• [Job] Reproduce the entries word for word, starting at the very first line and ending with the line that holds "text-line: ронъ нашей", both included.

• [Supplied entries]
— BEGIN —

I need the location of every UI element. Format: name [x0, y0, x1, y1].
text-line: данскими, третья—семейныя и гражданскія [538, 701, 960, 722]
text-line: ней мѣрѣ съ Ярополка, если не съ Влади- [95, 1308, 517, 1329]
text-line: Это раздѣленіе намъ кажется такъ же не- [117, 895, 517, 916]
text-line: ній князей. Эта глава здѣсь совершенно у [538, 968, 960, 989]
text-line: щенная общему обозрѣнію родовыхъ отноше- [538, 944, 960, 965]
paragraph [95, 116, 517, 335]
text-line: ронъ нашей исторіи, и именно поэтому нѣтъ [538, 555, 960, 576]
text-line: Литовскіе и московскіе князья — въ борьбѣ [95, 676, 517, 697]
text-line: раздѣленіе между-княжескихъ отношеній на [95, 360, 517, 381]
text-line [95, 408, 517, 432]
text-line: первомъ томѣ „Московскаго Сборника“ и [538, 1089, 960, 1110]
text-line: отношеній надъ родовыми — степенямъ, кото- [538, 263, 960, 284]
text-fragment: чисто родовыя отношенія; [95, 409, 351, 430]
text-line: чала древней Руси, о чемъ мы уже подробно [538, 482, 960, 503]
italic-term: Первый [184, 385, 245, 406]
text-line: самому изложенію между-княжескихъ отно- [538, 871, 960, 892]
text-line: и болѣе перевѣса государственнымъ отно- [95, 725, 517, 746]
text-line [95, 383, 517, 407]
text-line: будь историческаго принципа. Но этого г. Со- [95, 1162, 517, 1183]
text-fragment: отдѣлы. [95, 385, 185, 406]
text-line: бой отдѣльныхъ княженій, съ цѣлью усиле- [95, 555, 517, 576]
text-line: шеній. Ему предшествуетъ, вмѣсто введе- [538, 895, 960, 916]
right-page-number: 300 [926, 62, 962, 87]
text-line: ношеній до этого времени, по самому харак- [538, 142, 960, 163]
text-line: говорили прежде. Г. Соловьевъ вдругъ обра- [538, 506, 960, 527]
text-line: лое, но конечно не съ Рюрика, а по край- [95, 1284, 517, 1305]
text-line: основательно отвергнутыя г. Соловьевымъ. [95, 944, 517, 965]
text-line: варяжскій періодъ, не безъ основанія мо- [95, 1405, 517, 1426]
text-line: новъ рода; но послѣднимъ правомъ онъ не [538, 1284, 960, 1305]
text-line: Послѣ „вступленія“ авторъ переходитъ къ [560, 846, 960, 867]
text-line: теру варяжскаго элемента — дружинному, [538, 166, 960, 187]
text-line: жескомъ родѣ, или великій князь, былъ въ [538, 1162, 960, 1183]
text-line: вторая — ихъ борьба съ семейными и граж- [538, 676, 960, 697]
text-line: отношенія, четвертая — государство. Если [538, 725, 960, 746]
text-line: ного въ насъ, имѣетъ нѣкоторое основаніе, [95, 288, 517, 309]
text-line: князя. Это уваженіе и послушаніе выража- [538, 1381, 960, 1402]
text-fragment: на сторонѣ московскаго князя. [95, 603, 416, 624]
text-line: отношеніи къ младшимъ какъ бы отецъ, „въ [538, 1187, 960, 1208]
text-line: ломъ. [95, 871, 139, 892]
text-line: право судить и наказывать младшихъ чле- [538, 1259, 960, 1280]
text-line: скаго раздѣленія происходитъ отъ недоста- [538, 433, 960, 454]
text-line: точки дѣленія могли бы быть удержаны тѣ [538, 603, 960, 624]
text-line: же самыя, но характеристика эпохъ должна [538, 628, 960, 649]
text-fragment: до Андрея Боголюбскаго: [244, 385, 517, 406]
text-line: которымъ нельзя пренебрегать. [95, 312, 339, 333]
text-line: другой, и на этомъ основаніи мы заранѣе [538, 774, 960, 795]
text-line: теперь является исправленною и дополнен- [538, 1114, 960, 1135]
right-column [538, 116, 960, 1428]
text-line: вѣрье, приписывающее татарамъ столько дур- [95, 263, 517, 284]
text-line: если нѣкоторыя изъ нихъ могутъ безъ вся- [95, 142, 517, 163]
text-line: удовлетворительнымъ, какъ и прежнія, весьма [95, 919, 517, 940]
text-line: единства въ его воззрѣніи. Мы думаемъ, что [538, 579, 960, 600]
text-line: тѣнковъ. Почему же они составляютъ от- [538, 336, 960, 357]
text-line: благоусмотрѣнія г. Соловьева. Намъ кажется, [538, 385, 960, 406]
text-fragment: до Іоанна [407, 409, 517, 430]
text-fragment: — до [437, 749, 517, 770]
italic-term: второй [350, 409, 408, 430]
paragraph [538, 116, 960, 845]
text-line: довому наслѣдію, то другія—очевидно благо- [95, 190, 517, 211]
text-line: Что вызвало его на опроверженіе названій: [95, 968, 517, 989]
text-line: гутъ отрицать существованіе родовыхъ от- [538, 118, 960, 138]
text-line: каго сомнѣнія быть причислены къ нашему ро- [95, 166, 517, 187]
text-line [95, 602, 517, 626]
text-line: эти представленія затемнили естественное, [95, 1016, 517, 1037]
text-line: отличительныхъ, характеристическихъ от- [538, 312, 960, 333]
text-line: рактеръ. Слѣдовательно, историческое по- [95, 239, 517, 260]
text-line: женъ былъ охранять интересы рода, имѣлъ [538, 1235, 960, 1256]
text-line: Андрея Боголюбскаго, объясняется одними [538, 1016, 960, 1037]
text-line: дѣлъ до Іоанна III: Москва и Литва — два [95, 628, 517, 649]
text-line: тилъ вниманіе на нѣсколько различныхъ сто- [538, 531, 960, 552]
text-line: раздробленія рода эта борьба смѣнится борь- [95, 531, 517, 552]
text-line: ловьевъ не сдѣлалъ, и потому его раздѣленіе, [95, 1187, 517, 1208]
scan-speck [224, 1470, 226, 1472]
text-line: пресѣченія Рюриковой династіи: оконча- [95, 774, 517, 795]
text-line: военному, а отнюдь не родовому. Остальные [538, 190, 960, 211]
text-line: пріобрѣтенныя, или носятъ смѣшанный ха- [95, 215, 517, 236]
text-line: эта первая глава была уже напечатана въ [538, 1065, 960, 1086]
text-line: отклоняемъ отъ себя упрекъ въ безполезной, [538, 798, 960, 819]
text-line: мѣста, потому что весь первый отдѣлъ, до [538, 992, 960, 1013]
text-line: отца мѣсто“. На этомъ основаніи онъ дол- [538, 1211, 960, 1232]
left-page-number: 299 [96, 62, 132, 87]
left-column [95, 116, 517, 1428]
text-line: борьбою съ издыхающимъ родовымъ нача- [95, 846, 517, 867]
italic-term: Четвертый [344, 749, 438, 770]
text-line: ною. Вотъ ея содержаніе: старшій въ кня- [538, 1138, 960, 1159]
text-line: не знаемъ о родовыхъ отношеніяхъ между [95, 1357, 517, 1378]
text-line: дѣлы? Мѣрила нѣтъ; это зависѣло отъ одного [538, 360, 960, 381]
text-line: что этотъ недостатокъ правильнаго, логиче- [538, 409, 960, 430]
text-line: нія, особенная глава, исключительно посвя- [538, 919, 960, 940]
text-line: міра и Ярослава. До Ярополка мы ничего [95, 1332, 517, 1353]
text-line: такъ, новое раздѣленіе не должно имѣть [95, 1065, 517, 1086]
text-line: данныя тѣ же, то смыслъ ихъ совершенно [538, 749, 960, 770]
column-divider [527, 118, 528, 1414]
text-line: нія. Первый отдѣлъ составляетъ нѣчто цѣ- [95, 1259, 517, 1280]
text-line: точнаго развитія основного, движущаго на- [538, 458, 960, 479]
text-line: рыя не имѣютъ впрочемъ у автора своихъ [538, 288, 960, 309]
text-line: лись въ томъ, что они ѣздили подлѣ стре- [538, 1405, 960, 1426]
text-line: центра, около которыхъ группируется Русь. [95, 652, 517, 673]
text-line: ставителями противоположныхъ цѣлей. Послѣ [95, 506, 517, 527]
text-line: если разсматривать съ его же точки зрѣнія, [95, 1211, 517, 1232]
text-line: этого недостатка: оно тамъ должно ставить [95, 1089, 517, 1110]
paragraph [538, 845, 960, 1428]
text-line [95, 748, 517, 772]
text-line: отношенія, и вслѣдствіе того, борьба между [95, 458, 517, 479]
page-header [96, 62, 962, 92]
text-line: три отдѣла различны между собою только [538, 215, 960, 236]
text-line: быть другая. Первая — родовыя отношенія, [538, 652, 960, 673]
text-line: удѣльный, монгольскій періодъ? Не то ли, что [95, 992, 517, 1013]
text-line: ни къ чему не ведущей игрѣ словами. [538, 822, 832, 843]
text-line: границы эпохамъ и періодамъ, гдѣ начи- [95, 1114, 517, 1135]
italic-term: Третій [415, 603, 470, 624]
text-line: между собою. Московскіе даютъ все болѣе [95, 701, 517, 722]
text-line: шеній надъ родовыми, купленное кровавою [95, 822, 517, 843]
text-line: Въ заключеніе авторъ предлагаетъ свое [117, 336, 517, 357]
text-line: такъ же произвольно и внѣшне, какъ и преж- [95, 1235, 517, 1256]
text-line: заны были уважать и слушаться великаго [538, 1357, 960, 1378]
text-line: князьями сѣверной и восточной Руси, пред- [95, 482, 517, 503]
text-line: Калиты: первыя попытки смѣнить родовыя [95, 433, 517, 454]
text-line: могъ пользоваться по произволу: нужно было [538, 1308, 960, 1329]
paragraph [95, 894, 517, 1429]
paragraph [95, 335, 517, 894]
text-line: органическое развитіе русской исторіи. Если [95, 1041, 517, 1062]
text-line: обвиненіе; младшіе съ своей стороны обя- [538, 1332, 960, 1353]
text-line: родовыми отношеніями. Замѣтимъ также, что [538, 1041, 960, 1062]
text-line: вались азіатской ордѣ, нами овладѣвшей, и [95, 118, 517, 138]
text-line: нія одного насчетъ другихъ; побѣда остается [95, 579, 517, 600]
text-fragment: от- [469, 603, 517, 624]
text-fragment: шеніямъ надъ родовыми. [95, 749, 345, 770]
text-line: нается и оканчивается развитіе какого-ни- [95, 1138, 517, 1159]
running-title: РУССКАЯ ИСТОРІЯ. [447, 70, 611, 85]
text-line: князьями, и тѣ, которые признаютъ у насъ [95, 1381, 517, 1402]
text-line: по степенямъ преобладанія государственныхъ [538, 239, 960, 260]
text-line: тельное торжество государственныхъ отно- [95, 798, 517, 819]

— END —

• [Task output]
I need the location of every UI element. Format: name [x0, y0, x1, y1].
text-line: данскими, третья—семейныя и гражданскія [538, 701, 960, 722]
text-line: ней мѣрѣ съ Ярополка, если не съ Влади- [95, 1308, 517, 1329]
text-line: Это раздѣленіе намъ кажется такъ же не- [117, 895, 517, 916]
text-line: ній князей. Эта глава здѣсь совершенно у [538, 968, 960, 989]
text-line: щенная общему обозрѣнію родовыхъ отноше- [538, 944, 960, 965]
paragraph [95, 116, 517, 335]
text-line: ронъ нашей исторіи, и именно поэтому нѣтъ [538, 555, 960, 576]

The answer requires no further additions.